DESCRIPTION OF THE TASK> Scan the data below for the string "this". Show every line where it turns up.

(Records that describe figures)
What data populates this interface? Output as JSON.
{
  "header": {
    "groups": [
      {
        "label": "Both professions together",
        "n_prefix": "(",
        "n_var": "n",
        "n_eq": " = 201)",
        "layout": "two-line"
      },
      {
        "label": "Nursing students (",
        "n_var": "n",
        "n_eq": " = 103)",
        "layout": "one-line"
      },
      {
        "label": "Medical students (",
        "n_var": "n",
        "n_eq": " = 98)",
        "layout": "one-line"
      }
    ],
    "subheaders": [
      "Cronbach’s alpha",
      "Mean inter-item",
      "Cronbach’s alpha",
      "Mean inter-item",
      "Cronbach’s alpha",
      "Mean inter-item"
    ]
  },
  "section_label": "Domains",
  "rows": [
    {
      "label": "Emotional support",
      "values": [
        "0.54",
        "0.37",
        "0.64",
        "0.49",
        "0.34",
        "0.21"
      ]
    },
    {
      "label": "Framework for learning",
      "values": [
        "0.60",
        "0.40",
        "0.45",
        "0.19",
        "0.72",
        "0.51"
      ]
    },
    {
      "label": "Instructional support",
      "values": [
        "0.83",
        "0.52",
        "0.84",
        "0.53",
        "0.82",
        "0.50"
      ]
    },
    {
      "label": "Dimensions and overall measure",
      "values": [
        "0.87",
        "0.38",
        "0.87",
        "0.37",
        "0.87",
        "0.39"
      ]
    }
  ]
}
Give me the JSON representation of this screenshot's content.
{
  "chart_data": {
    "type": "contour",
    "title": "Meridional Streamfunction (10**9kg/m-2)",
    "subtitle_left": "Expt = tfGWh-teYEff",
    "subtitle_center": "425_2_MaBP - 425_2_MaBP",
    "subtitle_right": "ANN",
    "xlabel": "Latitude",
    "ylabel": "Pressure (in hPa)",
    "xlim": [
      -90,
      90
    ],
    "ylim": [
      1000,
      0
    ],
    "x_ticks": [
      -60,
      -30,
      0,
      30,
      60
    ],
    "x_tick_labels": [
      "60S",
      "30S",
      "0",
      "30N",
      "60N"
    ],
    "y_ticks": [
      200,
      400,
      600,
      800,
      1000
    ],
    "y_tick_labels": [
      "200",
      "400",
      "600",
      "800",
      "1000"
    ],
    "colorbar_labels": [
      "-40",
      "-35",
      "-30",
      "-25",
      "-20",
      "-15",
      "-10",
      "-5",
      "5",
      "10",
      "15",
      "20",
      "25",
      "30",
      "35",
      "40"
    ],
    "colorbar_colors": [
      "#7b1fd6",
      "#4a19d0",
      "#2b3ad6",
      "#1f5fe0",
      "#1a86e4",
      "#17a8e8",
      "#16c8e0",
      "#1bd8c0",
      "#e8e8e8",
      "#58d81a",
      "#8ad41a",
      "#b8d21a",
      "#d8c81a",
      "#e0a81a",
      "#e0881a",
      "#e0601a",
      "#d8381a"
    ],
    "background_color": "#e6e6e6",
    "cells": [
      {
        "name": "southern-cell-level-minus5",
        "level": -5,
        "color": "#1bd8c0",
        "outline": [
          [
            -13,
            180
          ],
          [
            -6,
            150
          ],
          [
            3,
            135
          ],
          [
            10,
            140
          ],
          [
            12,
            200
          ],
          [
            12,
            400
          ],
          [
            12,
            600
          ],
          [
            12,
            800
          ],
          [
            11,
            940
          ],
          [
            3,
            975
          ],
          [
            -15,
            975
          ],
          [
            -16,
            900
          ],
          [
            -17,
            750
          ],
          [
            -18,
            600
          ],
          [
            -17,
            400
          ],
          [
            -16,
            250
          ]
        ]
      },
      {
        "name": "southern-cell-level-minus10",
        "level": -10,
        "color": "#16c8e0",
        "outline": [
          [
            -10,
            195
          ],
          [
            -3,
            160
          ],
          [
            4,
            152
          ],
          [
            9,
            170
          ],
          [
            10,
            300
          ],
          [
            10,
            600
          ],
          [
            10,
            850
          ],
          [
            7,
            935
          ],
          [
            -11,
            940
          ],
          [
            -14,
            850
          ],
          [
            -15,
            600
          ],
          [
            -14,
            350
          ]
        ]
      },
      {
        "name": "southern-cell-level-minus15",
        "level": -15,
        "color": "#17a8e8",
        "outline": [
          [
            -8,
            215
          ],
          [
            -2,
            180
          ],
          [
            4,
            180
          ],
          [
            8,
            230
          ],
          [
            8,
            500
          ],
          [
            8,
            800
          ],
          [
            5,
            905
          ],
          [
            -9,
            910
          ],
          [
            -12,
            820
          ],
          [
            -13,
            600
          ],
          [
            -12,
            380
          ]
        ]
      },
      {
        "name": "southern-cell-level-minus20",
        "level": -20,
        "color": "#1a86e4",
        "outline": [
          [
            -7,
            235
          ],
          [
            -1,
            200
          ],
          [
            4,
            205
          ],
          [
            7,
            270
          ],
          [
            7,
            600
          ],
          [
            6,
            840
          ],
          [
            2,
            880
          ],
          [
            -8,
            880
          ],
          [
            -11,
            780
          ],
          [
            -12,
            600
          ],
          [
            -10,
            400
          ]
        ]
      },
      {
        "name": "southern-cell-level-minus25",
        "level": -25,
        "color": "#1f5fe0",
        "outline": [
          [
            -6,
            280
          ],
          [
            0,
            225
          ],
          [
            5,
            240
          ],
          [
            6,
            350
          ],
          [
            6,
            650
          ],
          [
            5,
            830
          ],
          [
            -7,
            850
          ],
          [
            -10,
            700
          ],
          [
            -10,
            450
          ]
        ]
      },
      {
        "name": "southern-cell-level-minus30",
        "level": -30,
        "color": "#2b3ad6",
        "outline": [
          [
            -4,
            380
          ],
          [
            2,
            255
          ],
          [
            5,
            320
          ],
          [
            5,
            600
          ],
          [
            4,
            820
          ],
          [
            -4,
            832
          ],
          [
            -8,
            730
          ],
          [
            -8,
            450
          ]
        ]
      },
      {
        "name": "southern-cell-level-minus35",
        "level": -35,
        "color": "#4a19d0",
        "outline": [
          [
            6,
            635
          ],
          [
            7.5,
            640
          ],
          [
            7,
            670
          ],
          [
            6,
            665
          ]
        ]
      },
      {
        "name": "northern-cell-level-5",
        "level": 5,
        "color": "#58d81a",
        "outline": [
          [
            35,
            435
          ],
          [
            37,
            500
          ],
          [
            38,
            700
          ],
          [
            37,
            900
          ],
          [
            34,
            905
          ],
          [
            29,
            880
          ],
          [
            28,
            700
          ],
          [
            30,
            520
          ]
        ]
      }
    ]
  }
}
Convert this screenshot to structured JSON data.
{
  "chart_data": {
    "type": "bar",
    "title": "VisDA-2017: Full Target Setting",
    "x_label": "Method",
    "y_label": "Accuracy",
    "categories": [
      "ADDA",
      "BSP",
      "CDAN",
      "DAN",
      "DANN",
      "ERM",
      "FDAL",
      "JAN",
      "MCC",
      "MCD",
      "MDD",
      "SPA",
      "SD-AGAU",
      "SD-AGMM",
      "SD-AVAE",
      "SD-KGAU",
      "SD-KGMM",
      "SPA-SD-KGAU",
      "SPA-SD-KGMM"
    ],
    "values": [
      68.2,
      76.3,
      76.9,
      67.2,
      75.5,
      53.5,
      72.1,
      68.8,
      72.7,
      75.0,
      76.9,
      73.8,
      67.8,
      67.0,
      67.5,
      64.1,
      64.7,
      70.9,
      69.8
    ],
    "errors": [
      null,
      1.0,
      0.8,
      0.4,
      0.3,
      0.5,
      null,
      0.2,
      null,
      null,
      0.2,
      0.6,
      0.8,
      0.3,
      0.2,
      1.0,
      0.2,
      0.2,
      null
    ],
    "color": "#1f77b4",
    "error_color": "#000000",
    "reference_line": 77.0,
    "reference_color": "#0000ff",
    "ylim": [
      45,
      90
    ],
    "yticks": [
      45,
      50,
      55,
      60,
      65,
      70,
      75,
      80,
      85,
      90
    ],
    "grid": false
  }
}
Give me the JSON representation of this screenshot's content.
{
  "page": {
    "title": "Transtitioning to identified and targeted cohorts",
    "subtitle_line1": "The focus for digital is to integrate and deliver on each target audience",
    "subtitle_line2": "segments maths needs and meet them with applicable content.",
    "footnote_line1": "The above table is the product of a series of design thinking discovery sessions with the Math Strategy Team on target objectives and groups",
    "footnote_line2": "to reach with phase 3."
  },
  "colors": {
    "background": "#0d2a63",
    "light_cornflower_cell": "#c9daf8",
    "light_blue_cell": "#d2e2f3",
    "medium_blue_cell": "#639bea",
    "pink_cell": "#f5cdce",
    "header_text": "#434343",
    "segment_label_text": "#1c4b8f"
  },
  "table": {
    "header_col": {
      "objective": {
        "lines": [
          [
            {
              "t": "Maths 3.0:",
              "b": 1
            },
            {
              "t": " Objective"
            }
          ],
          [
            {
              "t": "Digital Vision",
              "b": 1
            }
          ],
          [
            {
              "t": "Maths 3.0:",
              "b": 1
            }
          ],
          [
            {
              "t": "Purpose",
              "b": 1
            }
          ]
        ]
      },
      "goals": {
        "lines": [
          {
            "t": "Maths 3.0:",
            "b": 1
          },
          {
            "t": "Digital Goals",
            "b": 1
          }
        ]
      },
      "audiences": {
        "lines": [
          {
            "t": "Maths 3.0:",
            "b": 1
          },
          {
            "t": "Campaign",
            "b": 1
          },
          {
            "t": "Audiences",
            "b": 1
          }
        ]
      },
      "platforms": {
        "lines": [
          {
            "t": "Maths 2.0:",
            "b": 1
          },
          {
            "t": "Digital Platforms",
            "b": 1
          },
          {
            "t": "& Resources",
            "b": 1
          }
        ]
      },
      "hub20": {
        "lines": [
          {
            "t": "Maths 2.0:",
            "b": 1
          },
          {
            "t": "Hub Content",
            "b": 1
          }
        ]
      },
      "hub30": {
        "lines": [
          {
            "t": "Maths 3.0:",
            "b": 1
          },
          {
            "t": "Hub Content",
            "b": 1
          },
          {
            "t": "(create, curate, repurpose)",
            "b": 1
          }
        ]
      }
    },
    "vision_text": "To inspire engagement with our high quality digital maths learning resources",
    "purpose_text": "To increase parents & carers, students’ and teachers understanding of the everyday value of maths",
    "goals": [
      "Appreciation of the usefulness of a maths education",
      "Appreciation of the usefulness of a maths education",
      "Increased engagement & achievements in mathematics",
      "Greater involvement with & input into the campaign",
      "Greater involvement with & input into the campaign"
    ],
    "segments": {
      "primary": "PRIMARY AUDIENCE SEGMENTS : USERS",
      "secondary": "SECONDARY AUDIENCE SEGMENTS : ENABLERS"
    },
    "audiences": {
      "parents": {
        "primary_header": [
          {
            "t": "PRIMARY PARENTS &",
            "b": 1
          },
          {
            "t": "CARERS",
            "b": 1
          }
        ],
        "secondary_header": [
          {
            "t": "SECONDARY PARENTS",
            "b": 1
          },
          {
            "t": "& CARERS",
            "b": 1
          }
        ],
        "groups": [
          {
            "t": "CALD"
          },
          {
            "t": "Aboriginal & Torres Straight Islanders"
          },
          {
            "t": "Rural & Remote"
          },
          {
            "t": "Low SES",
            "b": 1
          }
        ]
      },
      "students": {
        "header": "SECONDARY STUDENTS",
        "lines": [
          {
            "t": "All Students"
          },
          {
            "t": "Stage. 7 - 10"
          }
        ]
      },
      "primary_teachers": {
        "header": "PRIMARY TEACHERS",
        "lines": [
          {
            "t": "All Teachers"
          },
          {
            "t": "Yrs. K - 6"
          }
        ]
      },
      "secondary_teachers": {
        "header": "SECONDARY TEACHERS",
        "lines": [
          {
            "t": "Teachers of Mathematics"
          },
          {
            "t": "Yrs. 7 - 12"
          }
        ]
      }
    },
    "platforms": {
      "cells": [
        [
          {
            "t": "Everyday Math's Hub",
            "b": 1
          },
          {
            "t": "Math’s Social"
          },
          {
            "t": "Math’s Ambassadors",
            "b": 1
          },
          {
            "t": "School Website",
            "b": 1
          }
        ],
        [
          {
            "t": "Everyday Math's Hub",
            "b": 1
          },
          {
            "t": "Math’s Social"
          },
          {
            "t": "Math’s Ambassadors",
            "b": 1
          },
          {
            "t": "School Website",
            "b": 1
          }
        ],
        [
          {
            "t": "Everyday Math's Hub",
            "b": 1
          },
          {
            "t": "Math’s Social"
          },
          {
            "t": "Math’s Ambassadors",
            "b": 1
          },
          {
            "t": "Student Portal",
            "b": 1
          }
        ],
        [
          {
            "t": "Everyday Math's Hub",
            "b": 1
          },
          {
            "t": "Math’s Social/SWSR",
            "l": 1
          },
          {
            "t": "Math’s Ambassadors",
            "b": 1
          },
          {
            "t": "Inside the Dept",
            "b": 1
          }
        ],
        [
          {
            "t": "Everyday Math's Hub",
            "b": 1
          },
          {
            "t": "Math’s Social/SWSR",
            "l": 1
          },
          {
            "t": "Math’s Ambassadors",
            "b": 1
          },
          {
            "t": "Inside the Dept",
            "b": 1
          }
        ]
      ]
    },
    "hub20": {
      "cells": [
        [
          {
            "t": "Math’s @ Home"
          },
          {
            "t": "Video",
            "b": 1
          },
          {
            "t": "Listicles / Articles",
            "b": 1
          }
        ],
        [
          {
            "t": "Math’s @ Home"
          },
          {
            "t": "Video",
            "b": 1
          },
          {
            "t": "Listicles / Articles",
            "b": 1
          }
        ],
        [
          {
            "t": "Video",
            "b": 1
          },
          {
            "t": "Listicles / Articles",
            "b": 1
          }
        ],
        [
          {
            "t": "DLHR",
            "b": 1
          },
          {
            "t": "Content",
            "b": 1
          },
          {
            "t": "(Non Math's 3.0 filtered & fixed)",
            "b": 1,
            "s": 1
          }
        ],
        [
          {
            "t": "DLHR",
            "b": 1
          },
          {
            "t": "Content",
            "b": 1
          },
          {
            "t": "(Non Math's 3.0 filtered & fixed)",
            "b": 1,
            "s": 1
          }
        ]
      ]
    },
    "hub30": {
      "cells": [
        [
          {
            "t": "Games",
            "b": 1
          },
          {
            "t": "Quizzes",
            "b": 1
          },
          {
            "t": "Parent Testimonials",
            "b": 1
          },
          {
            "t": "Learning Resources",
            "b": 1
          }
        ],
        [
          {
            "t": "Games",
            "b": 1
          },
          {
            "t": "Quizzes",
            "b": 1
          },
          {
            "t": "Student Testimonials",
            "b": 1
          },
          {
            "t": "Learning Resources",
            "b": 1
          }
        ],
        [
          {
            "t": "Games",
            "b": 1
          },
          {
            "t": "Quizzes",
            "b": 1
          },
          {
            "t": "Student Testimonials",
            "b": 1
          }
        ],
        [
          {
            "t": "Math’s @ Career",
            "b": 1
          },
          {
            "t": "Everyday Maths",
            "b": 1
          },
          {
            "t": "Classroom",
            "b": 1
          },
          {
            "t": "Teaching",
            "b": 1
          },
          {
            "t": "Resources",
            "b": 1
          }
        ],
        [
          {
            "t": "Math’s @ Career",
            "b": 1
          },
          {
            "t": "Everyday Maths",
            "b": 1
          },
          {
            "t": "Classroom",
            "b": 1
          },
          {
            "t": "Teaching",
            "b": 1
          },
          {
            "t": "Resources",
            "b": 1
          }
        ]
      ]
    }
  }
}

RESPONSE TO THE TASK>
What data populates this interface? Output as JSON.
Give me the JSON representation of this screenshot's content.
Convert this screenshot to structured JSON data.
Give me the JSON representation of this screenshot's content.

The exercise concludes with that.